■ Task details:
Return each line of the listing below, unchanged, and omit the images.

(Data excerpts)
***
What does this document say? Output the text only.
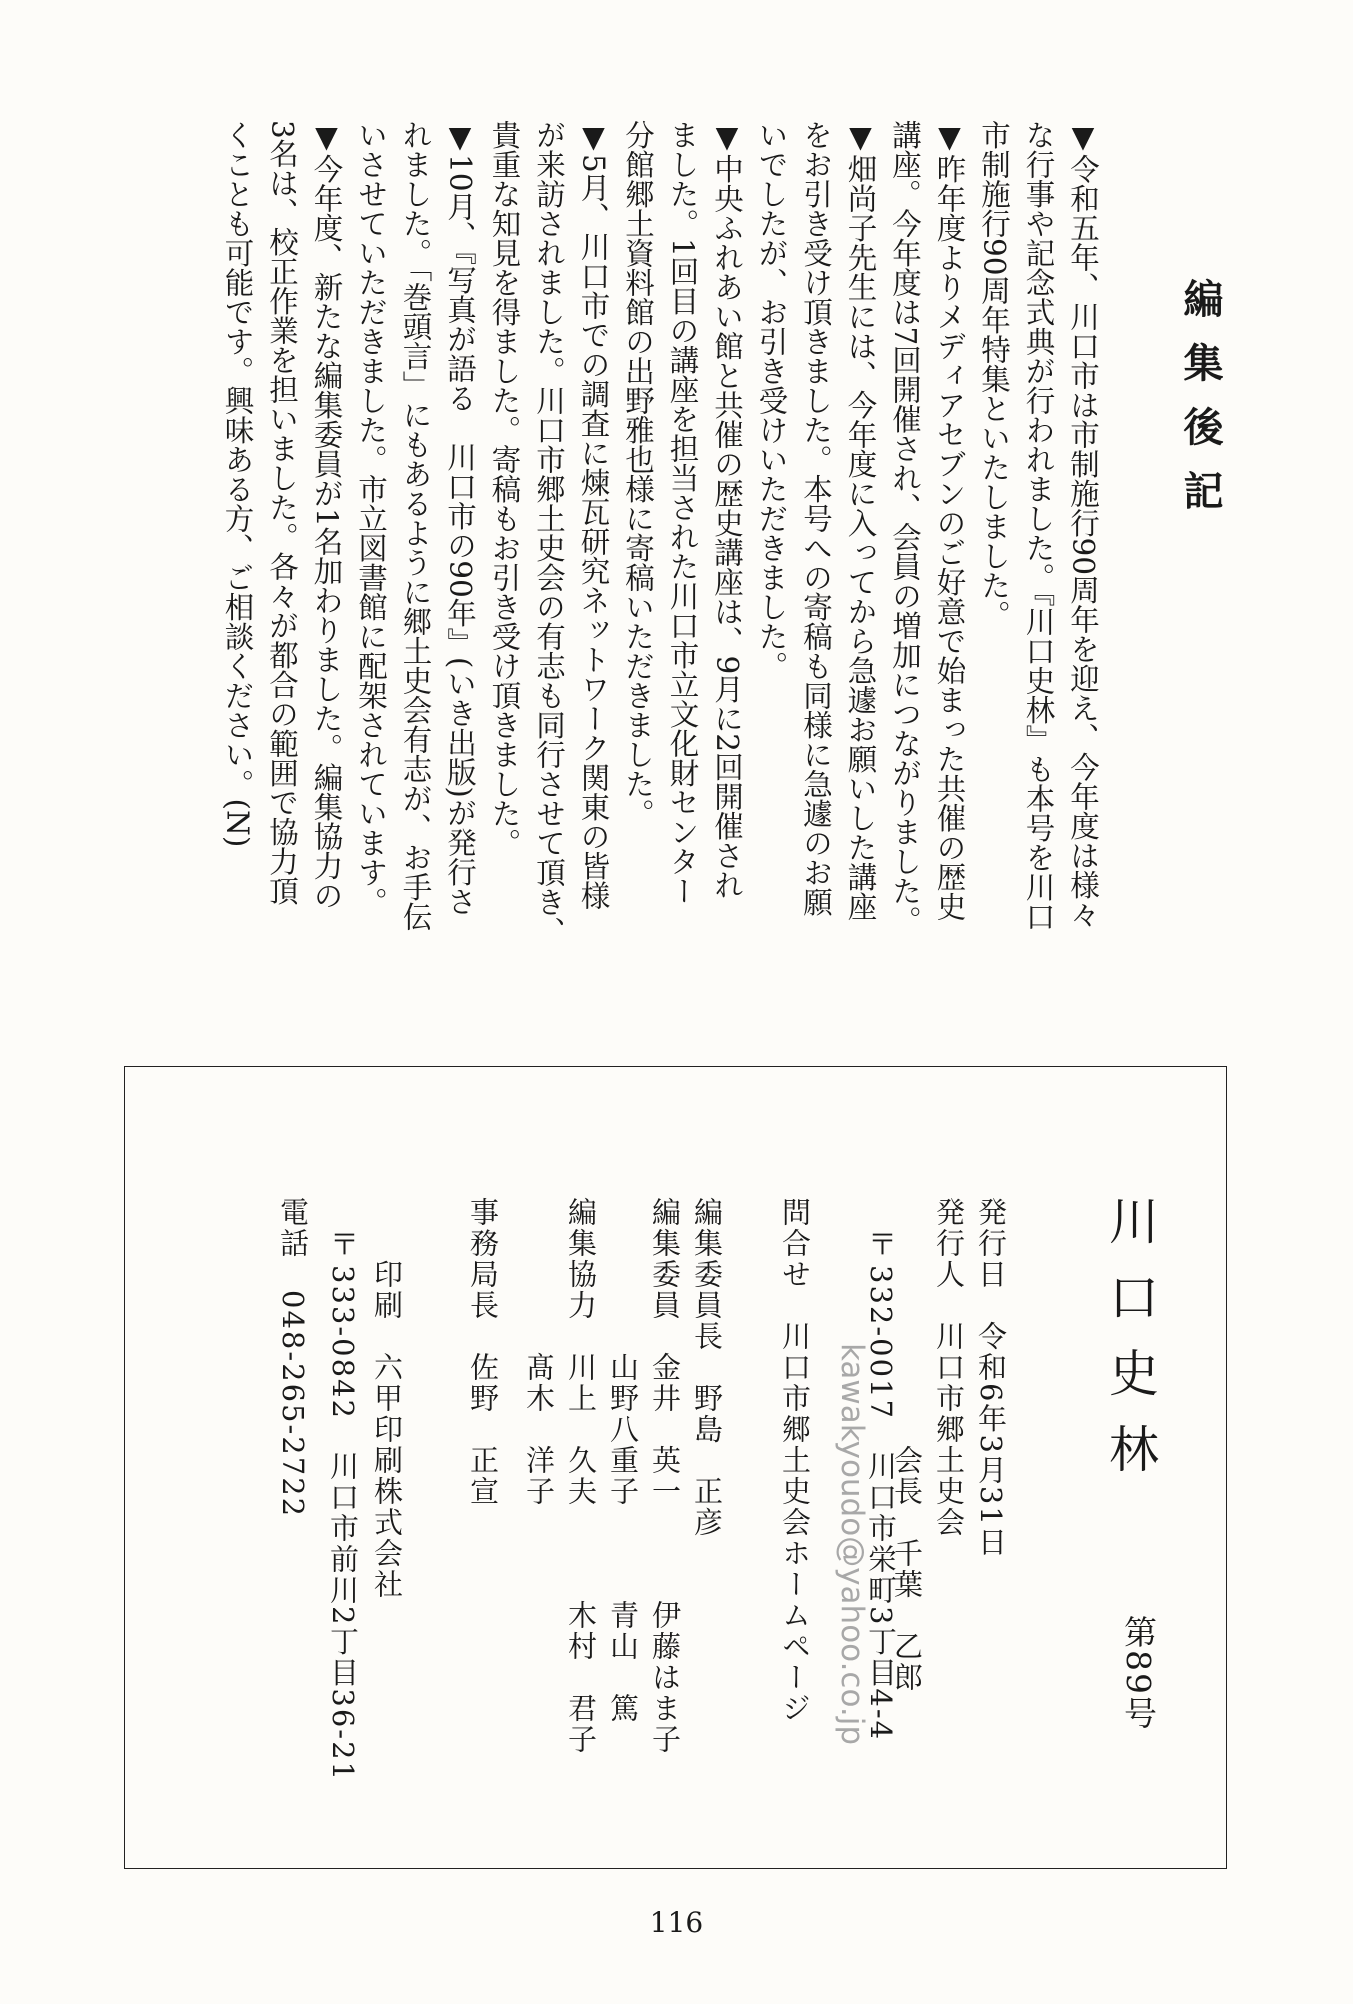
編集後記

▼令和五年、川口市は市制施行90周年を迎え、今年度は様々

な行事や記念式典が行われました。『川口史林』も本号を川口

市制施行90周年特集といたしました。

▼昨年度よりメディアセブンのご好意で始まった共催の歴史

講座。今年度は7回開催され、会員の増加につながりました。

▼畑尚子先生には、今年度に入ってから急遽お願いした講座

をお引き受け頂きました。本号への寄稿も同様に急遽のお願

いでしたが、お引き受けいただきました。

▼中央ふれあい館と共催の歴史講座は、9月に2回開催され

ました。1回目の講座を担当された川口市立文化財センター

分館郷土資料館の出野雅也様に寄稿いただきました。

▼5月、川口市での調査に煉瓦研究ネットワーク関東の皆様

が来訪されました。川口市郷土史会の有志も同行させて頂き、

貴重な知見を得ました。寄稿もお引き受け頂きました。

▼10月、『写真が語る　川口市の90年』(いき出版)が発行さ

れました。「巻頭言」にもあるように郷土史会有志が、お手伝

いさせていただきました。市立図書館に配架されています。

▼今年度、新たな編集委員が1名加わりました。編集協力の

3名は、校正作業を担いました。各々が都合の範囲で協力頂

くことも可能です。興味ある方、ご相談ください。(N)

川口史林
第89号
発行日　令和6年3月31日
発行人　川口市郷土史会
　　　　　　　　会長　千葉　乙郎
〒
332-0017　川口市栄町3丁目4-4
問合せ　川口市郷土史会ホームページ kawakyoudo@yahoo.co.jp
編集委員長　野島　正彦
編集委員　金井　英一　　　伊藤はま子
　　　　　山野八重子　　　青山　篤
編集協力　川上　久夫　　　木村　君子
　　　　　髙木　洋子
事務局長　佐野　正宣
　　印刷　六甲印刷株式会社
〒
333-0842　川口市前川2丁目36-21
電話　048-265-2722
116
***
■ Solution for this problem:
What does this document say? Output the text only.
編集後記

▼令和五年、川口市は市制施行90周年を迎え、今年度は様々

な行事や記念式典が行われました。『川口史林』も本号を川口

市制施行90周年特集といたしました。

▼昨年度よりメディアセブンのご好意で始まった共催の歴史

講座。今年度は7回開催され、会員の増加につながりました。

▼畑尚子先生には、今年度に入ってから急遽お願いした講座

をお引き受け頂きました。本号への寄稿も同様に急遽のお願

いでしたが、お引き受けいただきました。

▼中央ふれあい館と共催の歴史講座は、9月に2回開催され

ました。1回目の講座を担当された川口市立文化財センター

分館郷土資料館の出野雅也様に寄稿いただきました。

▼5月、川口市での調査に煉瓦研究ネットワーク関東の皆様

が来訪されました。川口市郷土史会の有志も同行させて頂き、

貴重な知見を得ました。寄稿もお引き受け頂きました。

▼10月、『写真が語る　川口市の90年』(いき出版)が発行さ

れました。「巻頭言」にもあるように郷土史会有志が、お手伝

いさせていただきました。市立図書館に配架されています。

▼今年度、新たな編集委員が1名加わりました。編集協力の

3名は、校正作業を担いました。各々が都合の範囲で協力頂

くことも可能です。興味ある方、ご相談ください。(N)

川口史林
第89号
発行日　令和6年3月31日
発行人　川口市郷土史会
　　　　　　　　会長　千葉　乙郎
〒
332-0017　川口市栄町3丁目4-4
問合せ　川口市郷土史会ホームページ kawakyoudo@yahoo.co.jp
編集委員長　野島　正彦
編集委員　金井　英一　　　伊藤はま子
　　　　　山野八重子　　　青山　篤
編集協力　川上　久夫　　　木村　君子
　　　　　髙木　洋子
事務局長　佐野　正宣
　　印刷　六甲印刷株式会社
〒
333-0842　川口市前川2丁目36-21
電話　048-265-2722
116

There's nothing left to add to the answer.